(Task statement) In the material below, the lines containing the word "aplicadas" are required; copy each of them.

(Dataset records)

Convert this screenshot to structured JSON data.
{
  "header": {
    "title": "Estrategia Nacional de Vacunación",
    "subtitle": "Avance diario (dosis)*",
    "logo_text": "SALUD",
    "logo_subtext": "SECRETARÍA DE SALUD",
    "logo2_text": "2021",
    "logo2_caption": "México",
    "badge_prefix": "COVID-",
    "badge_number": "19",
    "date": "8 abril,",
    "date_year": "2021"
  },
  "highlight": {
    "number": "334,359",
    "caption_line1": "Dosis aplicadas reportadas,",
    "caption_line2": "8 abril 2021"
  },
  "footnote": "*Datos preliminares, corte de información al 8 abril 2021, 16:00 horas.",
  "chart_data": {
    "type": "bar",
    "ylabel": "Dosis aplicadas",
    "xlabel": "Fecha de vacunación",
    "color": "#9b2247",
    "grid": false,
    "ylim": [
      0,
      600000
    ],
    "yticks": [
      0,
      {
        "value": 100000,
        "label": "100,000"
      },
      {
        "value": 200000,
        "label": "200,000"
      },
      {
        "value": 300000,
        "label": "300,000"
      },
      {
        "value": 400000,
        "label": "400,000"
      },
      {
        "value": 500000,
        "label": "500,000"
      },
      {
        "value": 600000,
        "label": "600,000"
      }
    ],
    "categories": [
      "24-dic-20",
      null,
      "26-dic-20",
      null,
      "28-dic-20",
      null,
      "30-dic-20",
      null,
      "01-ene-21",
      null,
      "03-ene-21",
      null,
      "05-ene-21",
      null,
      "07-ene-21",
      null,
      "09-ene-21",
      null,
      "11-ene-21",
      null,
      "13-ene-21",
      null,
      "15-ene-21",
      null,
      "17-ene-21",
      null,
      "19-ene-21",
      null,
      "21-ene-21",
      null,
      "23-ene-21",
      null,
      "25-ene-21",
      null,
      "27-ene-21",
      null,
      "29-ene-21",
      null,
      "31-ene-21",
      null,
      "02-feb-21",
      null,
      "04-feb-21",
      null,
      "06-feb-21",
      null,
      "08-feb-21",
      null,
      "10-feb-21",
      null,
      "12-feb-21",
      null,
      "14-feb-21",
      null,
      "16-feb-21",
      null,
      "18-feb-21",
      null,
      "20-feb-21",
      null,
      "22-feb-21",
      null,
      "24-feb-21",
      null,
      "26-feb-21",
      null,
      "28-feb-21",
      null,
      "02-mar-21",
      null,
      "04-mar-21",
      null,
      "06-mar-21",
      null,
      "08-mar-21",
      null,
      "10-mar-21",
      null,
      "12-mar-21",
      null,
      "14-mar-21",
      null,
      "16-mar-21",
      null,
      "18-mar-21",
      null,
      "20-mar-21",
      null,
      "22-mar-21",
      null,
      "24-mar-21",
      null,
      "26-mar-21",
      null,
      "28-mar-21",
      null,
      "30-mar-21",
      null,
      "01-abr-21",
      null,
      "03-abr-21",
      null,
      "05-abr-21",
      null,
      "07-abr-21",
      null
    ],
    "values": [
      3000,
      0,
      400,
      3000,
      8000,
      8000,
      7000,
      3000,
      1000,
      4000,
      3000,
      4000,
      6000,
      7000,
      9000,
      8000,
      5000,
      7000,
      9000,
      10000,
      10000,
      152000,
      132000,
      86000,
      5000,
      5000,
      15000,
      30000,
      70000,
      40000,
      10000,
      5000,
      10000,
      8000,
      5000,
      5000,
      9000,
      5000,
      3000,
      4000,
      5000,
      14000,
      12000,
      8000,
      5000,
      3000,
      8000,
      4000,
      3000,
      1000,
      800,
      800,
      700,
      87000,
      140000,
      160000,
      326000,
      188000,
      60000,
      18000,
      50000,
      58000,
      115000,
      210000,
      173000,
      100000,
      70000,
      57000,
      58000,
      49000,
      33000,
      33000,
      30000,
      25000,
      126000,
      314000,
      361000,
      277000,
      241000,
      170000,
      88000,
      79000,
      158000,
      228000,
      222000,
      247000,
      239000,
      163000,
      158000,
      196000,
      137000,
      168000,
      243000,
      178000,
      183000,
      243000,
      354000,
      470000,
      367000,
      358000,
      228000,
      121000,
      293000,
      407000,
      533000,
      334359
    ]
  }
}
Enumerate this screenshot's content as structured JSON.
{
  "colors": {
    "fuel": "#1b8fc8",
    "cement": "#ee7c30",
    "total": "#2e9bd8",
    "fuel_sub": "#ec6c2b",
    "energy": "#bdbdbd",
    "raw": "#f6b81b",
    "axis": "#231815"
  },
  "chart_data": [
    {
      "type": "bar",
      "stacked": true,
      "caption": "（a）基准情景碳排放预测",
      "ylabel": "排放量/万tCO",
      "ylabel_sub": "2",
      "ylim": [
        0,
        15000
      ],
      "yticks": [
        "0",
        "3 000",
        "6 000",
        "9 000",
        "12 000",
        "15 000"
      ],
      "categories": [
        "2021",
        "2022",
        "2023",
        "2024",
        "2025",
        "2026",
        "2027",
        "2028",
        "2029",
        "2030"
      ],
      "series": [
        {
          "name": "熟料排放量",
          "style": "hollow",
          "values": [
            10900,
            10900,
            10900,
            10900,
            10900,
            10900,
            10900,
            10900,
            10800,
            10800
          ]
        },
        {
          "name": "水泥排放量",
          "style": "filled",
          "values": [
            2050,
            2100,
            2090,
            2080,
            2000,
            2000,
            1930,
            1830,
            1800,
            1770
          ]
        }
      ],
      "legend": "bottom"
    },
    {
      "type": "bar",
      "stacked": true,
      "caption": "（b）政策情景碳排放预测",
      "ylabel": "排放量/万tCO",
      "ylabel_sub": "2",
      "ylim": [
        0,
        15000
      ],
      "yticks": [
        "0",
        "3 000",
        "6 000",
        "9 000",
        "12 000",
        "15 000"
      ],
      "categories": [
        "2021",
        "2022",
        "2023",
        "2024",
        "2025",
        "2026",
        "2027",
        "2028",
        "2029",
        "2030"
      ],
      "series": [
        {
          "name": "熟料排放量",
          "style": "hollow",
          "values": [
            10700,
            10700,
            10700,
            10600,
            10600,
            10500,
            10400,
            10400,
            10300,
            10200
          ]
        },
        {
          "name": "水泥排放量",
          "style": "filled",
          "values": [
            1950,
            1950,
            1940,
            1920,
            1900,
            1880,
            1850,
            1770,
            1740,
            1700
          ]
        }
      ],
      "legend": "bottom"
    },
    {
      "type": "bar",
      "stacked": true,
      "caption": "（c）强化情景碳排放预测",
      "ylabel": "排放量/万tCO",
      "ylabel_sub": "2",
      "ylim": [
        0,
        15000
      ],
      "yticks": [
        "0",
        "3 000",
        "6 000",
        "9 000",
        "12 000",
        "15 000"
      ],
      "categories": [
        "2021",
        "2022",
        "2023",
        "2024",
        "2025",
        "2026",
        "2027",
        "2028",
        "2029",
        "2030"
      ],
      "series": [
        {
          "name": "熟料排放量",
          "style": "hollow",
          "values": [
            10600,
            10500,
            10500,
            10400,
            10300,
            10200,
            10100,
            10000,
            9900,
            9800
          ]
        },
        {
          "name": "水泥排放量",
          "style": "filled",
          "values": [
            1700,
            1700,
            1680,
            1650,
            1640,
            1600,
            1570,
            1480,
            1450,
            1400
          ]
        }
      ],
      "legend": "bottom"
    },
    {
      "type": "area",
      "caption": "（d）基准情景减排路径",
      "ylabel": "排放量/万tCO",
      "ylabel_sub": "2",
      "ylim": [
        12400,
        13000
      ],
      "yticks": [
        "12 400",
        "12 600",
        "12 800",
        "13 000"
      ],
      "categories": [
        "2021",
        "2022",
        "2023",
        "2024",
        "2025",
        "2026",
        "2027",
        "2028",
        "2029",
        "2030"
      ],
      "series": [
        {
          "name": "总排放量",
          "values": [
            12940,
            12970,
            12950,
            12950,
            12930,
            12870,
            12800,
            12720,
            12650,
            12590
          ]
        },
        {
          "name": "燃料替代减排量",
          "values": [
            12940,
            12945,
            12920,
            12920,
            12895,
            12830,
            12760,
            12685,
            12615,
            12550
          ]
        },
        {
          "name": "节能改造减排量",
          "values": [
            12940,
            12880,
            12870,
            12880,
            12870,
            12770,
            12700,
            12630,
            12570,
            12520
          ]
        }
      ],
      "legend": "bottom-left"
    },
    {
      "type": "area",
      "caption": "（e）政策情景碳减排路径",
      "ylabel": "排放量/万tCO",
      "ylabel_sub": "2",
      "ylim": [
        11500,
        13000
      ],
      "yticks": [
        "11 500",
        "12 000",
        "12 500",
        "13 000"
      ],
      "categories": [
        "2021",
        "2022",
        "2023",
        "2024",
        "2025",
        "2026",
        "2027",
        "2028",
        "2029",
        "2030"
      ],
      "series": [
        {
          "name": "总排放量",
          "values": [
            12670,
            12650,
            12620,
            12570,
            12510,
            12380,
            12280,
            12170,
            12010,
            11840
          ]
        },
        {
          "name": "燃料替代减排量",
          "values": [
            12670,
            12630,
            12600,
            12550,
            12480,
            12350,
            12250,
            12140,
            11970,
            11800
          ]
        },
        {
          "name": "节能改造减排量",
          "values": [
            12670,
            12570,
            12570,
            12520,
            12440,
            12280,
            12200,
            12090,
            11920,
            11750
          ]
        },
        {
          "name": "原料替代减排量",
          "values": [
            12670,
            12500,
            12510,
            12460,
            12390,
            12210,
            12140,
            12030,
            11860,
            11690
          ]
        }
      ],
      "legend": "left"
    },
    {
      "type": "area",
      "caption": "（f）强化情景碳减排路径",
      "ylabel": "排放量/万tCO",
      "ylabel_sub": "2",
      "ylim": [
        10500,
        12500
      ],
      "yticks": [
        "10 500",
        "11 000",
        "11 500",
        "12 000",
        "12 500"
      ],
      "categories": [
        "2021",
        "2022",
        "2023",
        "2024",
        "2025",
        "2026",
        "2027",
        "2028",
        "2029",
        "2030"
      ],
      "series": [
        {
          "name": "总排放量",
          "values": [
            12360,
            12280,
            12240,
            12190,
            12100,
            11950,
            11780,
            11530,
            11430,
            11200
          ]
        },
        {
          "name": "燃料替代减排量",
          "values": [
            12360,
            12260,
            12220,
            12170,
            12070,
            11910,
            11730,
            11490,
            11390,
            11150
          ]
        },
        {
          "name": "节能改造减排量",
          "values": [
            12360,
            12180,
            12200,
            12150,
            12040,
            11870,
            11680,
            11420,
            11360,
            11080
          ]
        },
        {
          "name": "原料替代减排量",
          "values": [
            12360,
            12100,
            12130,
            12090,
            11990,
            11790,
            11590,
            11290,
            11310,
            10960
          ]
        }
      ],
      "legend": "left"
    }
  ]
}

(Final result)
    "caption_line1": "Dosis aplicadas reportadas,",
    "ylabel": "Dosis aplicadas",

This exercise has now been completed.